(Request 1):
In the interwiki discussion, which German word do the articles wiktionary:de:Tier and wiktionary:en:Tier both describe?

(Supplied passage):
Using a wiki is a fine idea, all you need to do is make a template which is used on each page of the interwiki. The wiki is just used to provide the infrastructure for collaborative editing. The template should be one where both the languages, and respectively, each possible translation within a language, have a standard delimiter that can be easily interpreted by a script reading the page's source. --Lyc. cooperi 12:22, 1 October 2009 (UTC)
Using a wiki or something similare will then open opportunities to create an utimate collaborative translation tool that people will use to find translations of words, sentences, places names... --Thibho 02:31, 31 October 2010 (UTC)

Nice idea, but be careful

If there was always a 1:1 correspondence between articles in different languages, that would work. For example, in the Wiktionary, this would work, because the articles wiktionary:de:Tier and wiktionary:en:Tier both describe the German word "Tier" (i.e., animal).

But there is quite a number of cases where there are no simple 1:1 relations, but rather 1:N, N:1 or even N:M relations between the different languages. For example, French wikipedia:fr:Ciel translates to wikipedia:en:Heaven and wikipedia:en:Sky. It would perfectly translate 1:1 into the German disambiguation page wikipedia:de:Himmel. On the other hand, English heaven should be mapped to wikipedia:de:Himmel (Religion) whereas sky should be mapped to wikipedia:de:Sternenhimmel and wikipedia:de:Himmel (planetär). You see, this is not at all a 1:1 relation. So what would you store in the central interwiki database?

I'm not saying that this proposal does not make sense; it actually does make very much sense, since in the majority of cases, there actually is a 1:1 relation. However, a solution also must cater for non-1:1 cases in a useful way. --Wutzofant 15:22, 20 August 2009 (UTC)

As locally saved interwikis will still work the old way, the worst thing that can happen is that the current interwikis stay in place and are not replaced by global interwikis. --Slomox 17:18, 20 August 2009 (UTC)
This is not a flaw of the proposal, but a flaw of languages. This a problem that we allready have and that we can not get rid of by means of technology in some other way than allowing a single page to point to several other pages in another language. Micke 11:02, 24 August 2009 (UTC)
My idea here would be to have in a case like this multiple lists, with a statement for "also link to the pages mentioned on that other list" (as well as "also link to pages mentioned on that other list if there is no link to that language already"). I don't agree with your example by the way, but that's another issue. - Andre Engels 07:04, 31 August 2009 (UTC)


A specialized wiki for interlanguage links would solve several problems, with the history of articles now being cluttered by numerous bot actions updating interwikilinks as one of the main problems. Secondary benefits would be that the available bot power and machine power expanded by them could then be used for other purposes.

There are also a number of problems, originating from homonyms and synonyms. In the paragraph above there is already an example with wikipedia:fr:Ciel, Wikipedia:en:Heaven, Wikipedia:en:Sky, Wikipedia:de:Himmel (Religion), wikipedia:de:Sternenhimmel, and wikipedia:de:Himmel (planetär). Imho the central wiki should contain the smallest granular level of all wikis. If i understand the above example well, and assuming its description is correct (which might not be the case according to ) the article in wikipedia:fr:Ciel could link to both central:Heaven and central:sky. wikipedia:de:Himmel would also link to both central:Heaven and central:sky. Both central:Heaven and central:sky would link to wikipedia:de:Himmel and wikipedia:fr:Ciel. 1:N relations can thus be handled without too many problems. N:M relations are of course much more difficult, and the only solution I see is breaking them down into multiple N:M relations. Potentially we now have the same situation; nothing new here.

(Request 2):
Return, unchanged, the part of the records that opens with the line containing "power-cell [106,259,108,263]" and closes with the line containing "power-cell [194,258,196,262]", including both of those lines.

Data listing
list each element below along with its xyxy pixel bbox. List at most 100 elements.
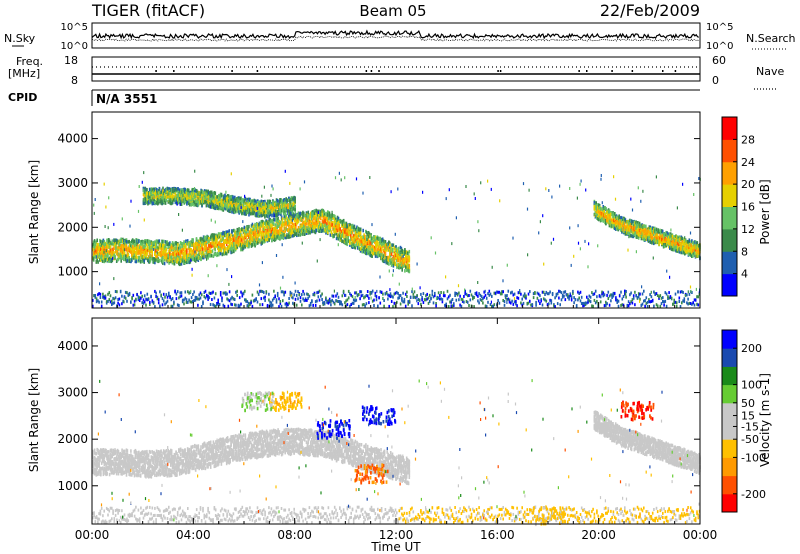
power-cell [106,259,108,263]
power-cell [214,206,217,211]
power-cell [180,242,183,246]
power-cell [193,245,195,249]
power-cell [299,214,302,218]
power-cell [248,230,251,234]
power-cell [597,210,599,214]
power-cell [205,203,208,208]
power-cell [160,246,162,251]
power-cell [291,231,294,235]
power-cell [227,199,230,203]
power-cell [397,249,399,253]
power-cell [598,203,600,207]
power-cell [235,246,238,250]
power-cell [280,205,282,209]
power-cell [242,203,244,208]
power-cell [276,217,278,222]
power-cell [232,197,234,202]
power-cell [186,253,189,257]
power-cell [151,195,154,200]
power-cell [221,200,224,205]
power-cell [97,260,99,264]
power-cell [378,253,380,257]
power-cell [131,258,133,262]
power-cell [160,254,162,258]
power-cell [139,251,141,255]
power-cell [266,221,269,225]
power-cell [283,209,286,214]
power-cell [319,214,321,219]
power-cell [323,217,325,221]
power-cell [94,242,97,247]
power-cell [177,250,179,255]
power-cell [379,238,381,243]
power-cell [202,199,204,203]
power-cell [142,198,145,202]
power-cell [302,232,304,236]
power-cell [194,258,196,262]
power-cell [248,210,250,215]
power-cell [290,231,293,235]
power-cell [193,250,195,255]
power-cell [317,213,319,217]
power-cell [282,203,285,207]
power-cell [183,244,185,249]
power-cell [300,216,302,221]
power-cell [356,228,358,233]
power-cell [199,194,201,199]
power-cell [203,235,206,240]
power-cell [100,255,102,259]
power-cell [145,193,147,198]
power-cell [243,225,246,230]
power-cell [302,228,304,232]
power-cell [203,200,206,204]
power-cell [181,198,184,202]
power-cell [252,230,255,234]
power-cell [210,253,213,258]
power-cell [344,241,347,245]
power-cell [285,214,287,218]
power-cell [295,222,297,227]
power-cell [176,246,178,251]
power-cell [606,218,608,223]
power-cell [387,259,389,263]
power-cell [206,201,209,205]
power-cell [600,212,603,216]
power-cell [366,245,369,249]
power-cell [248,213,250,217]
power-cell [396,263,398,267]
power-cell [264,233,267,237]
power-cell [239,232,241,236]
power-cell [213,252,216,257]
power-cell [406,251,409,255]
power-cell [260,199,263,204]
power-cell [154,246,156,250]
power-cell [593,206,596,211]
power-cell [293,203,295,207]
power-cell [286,204,288,208]
power-cell [244,229,247,234]
power-cell [233,248,236,252]
power-cell [259,221,262,226]
power-cell [237,204,240,209]
power-cell [315,228,317,233]
power-cell [405,266,408,270]
power-cell [202,193,204,198]
power-cell [195,257,198,262]
power-cell [138,257,140,262]
power-cell [390,263,393,267]
power-cell [144,252,146,256]
power-cell [200,236,202,241]
power-cell [311,227,313,231]
power-cell [262,237,264,242]
power-cell [289,199,291,203]
power-cell [281,208,283,213]
power-cell [273,212,275,217]
power-cell [250,235,253,239]
power-cell [180,262,183,266]
power-cell [402,250,404,255]
power-cell [245,234,247,239]
power-cell [366,234,368,239]
power-cell [198,252,200,257]
power-cell [177,257,179,261]
power-cell [316,213,318,218]
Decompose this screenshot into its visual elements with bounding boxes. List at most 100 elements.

(Written reply 1):
The German word "Tier" (animal).

(Written reply 2):
power-cell [106,259,108,263]
power-cell [214,206,217,211]
power-cell [180,242,183,246]
power-cell [193,245,195,249]
power-cell [299,214,302,218]
power-cell [248,230,251,234]
power-cell [597,210,599,214]
power-cell [205,203,208,208]
power-cell [160,246,162,251]
power-cell [291,231,294,235]
power-cell [227,199,230,203]
power-cell [397,249,399,253]
power-cell [598,203,600,207]
power-cell [235,246,238,250]
power-cell [280,205,282,209]
power-cell [242,203,244,208]
power-cell [276,217,278,222]
power-cell [232,197,234,202]
power-cell [186,253,189,257]
power-cell [151,195,154,200]
power-cell [221,200,224,205]
power-cell [97,260,99,264]
power-cell [378,253,380,257]
power-cell [131,258,133,262]
power-cell [160,254,162,258]
power-cell [139,251,141,255]
power-cell [266,221,269,225]
power-cell [283,209,286,214]
power-cell [319,214,321,219]
power-cell [323,217,325,221]
power-cell [94,242,97,247]
power-cell [177,250,179,255]
power-cell [379,238,381,243]
power-cell [202,199,204,203]
power-cell [142,198,145,202]
power-cell [302,232,304,236]
power-cell [194,258,196,262]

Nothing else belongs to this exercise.